• Directive: How many lines in these records hold the string "estimated"? Reply with the number alone.

■ ■ ■

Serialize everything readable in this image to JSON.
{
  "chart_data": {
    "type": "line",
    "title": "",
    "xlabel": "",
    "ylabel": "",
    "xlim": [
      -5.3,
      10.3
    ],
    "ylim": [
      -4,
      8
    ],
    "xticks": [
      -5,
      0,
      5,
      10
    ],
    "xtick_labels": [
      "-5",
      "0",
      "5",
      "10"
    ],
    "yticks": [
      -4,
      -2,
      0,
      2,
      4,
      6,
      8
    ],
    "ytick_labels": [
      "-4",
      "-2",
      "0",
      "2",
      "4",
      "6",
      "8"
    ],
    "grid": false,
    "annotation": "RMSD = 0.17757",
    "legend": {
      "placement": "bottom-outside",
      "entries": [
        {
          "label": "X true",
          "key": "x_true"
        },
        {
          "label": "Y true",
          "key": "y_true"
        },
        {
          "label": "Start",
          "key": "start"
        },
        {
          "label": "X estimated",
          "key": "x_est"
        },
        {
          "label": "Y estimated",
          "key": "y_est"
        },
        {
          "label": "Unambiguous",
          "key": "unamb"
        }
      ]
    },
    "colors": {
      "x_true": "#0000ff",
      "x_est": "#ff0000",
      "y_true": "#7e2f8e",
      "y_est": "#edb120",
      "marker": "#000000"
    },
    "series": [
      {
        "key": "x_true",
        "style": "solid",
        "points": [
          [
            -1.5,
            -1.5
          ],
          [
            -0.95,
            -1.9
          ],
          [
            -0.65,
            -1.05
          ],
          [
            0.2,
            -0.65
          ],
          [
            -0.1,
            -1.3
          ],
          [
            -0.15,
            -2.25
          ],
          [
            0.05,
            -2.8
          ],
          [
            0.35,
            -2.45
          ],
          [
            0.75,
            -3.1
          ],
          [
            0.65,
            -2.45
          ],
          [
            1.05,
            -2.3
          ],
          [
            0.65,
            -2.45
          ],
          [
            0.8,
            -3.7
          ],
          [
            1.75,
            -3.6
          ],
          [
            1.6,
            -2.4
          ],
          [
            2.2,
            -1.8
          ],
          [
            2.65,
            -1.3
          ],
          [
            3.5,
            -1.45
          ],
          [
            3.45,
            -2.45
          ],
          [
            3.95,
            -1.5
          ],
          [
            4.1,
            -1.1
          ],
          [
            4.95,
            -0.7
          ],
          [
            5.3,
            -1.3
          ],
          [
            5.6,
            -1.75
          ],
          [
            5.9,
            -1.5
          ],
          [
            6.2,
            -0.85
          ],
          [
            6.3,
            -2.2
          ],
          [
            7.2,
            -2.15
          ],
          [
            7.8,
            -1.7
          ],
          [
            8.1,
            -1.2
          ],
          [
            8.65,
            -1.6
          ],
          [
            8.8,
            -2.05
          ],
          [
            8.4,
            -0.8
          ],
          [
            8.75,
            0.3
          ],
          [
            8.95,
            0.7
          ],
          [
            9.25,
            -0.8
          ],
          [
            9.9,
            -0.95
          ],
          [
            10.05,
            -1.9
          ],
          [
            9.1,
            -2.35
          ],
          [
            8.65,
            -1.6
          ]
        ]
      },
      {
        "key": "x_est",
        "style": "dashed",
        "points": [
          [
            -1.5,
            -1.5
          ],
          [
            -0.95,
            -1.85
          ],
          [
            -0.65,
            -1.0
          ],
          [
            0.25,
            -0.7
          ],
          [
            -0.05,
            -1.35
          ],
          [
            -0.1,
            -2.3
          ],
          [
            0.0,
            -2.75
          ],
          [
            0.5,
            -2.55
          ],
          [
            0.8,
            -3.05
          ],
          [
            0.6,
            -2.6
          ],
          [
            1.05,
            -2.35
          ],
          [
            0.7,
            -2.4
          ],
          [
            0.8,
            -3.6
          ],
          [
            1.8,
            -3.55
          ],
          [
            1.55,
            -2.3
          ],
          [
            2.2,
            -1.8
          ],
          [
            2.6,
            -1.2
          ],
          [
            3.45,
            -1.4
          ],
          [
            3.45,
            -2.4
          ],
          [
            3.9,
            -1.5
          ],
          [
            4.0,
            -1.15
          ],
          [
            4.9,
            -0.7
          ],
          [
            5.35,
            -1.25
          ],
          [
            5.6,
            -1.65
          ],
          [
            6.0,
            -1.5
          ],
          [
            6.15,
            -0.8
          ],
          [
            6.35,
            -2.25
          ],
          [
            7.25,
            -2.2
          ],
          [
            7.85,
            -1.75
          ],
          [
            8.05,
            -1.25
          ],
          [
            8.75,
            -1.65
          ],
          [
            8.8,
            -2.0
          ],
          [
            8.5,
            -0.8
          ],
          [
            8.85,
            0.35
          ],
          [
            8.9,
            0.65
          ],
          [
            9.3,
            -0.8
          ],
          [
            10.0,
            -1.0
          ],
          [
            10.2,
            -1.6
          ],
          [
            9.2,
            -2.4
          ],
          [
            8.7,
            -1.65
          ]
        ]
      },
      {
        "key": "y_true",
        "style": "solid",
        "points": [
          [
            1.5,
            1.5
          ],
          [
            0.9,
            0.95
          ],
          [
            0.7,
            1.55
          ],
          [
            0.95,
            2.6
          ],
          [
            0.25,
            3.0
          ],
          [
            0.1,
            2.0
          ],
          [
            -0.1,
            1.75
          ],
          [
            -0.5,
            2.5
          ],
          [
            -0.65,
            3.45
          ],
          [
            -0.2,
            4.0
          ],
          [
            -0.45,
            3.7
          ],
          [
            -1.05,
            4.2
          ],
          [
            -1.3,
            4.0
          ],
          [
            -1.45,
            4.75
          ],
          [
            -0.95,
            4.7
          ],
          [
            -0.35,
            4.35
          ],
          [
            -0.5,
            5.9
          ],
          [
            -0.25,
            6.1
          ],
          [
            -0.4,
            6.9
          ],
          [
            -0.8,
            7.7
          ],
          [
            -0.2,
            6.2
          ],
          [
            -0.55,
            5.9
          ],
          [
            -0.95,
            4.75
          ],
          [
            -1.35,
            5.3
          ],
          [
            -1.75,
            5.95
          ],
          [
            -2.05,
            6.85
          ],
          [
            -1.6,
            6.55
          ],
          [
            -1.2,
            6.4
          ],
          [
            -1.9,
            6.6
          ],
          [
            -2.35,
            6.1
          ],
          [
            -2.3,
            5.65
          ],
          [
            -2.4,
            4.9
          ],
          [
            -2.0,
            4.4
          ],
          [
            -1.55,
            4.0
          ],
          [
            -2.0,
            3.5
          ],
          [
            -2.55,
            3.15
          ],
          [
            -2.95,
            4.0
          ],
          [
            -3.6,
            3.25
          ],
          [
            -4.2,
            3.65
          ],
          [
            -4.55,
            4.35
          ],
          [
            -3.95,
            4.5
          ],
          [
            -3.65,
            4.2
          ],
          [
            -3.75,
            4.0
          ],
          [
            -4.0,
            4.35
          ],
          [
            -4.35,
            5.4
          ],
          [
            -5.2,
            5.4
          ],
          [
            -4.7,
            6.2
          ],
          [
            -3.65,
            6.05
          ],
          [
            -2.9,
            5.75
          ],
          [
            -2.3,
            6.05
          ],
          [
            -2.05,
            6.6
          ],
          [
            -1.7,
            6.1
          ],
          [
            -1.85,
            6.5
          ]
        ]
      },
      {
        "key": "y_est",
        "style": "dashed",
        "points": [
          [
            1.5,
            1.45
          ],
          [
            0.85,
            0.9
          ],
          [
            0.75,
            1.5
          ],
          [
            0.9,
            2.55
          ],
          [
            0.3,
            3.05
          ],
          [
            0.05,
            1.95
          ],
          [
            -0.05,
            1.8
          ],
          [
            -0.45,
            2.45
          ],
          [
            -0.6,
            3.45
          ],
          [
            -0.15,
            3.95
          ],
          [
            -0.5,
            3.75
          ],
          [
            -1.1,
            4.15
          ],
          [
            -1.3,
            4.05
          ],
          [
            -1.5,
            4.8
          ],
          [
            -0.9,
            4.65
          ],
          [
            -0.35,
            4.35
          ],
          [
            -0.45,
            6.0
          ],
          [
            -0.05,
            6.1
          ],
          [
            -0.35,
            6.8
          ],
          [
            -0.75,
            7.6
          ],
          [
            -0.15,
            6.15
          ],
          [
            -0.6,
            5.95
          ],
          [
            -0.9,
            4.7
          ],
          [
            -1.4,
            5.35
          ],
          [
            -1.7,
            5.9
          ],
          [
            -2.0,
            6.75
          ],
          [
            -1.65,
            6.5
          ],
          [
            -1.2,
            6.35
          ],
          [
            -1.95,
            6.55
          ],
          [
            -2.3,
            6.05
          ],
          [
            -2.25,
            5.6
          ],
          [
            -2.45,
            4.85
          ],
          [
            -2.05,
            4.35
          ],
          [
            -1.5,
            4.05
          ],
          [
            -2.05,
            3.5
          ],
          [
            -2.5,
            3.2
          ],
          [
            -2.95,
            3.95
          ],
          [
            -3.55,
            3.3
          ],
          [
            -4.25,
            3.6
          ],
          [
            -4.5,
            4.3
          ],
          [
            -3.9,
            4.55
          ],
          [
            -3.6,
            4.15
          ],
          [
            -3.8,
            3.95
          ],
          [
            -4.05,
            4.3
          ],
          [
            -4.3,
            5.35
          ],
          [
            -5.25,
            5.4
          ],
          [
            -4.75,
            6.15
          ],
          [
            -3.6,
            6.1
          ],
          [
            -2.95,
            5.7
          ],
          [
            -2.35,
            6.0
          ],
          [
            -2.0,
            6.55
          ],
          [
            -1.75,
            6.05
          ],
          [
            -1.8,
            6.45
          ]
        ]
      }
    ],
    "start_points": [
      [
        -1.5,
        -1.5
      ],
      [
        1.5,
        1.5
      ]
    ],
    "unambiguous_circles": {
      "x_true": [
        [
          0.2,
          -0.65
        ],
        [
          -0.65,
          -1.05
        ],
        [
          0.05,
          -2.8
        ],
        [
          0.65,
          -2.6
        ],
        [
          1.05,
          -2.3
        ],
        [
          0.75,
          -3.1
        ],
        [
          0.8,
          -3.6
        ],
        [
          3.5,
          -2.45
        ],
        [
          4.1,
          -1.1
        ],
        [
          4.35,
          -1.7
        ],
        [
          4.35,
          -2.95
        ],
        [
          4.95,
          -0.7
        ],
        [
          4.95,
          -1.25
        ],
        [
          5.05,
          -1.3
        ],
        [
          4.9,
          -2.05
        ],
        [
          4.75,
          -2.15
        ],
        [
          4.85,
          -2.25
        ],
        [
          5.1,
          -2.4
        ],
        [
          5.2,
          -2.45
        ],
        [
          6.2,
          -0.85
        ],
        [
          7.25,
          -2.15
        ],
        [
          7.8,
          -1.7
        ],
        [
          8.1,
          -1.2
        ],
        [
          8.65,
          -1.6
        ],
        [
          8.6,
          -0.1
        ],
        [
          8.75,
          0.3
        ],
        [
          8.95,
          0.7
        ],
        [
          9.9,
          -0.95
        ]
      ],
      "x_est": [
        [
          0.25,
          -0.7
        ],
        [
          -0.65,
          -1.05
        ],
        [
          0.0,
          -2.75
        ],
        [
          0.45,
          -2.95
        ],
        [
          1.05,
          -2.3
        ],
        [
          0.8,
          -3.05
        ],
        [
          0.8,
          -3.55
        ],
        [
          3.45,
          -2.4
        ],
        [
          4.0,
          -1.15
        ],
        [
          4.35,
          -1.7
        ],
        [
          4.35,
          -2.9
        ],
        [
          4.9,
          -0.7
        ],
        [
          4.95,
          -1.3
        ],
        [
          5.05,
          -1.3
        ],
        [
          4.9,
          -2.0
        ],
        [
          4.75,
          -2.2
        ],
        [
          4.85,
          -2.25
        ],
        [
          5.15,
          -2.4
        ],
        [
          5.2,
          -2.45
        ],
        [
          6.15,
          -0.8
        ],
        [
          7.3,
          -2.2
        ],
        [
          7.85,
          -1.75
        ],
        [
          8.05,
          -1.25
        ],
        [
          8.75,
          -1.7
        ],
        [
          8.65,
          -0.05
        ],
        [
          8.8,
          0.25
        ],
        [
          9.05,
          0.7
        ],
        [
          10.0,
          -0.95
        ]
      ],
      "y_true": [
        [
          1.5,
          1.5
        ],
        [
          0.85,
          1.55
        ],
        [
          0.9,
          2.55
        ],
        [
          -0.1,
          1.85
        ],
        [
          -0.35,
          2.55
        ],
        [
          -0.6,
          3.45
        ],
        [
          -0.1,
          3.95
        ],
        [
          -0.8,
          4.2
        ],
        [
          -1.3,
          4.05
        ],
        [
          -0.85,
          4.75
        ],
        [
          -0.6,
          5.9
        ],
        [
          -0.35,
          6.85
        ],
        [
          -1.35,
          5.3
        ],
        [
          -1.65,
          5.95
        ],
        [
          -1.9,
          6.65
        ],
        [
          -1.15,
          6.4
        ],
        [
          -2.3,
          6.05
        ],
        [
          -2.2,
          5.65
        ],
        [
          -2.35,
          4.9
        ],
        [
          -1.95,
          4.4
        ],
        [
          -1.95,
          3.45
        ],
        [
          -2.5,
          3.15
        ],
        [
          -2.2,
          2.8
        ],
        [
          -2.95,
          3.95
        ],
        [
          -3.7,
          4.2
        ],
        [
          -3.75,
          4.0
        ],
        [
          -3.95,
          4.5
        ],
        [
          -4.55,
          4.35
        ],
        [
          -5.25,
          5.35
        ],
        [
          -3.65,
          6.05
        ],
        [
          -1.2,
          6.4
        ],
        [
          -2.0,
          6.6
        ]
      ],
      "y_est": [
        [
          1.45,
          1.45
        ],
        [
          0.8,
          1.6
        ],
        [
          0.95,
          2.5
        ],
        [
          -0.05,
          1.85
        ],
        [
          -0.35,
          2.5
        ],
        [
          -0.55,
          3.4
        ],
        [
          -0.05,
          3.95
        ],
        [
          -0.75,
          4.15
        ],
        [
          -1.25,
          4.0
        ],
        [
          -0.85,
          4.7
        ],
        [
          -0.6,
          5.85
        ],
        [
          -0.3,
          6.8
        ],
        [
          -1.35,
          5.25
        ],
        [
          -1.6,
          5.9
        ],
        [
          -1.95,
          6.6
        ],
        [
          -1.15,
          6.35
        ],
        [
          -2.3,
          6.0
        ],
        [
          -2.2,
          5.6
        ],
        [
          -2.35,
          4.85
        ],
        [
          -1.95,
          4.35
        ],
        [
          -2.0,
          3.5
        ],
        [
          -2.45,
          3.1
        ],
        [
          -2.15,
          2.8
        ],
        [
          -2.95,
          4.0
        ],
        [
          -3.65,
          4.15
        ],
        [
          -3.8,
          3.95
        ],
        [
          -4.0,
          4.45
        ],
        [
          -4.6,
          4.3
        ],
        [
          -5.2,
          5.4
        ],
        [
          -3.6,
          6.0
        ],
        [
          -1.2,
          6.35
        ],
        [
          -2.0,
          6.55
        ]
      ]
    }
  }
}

■ ■ ■

• Solved problem: 2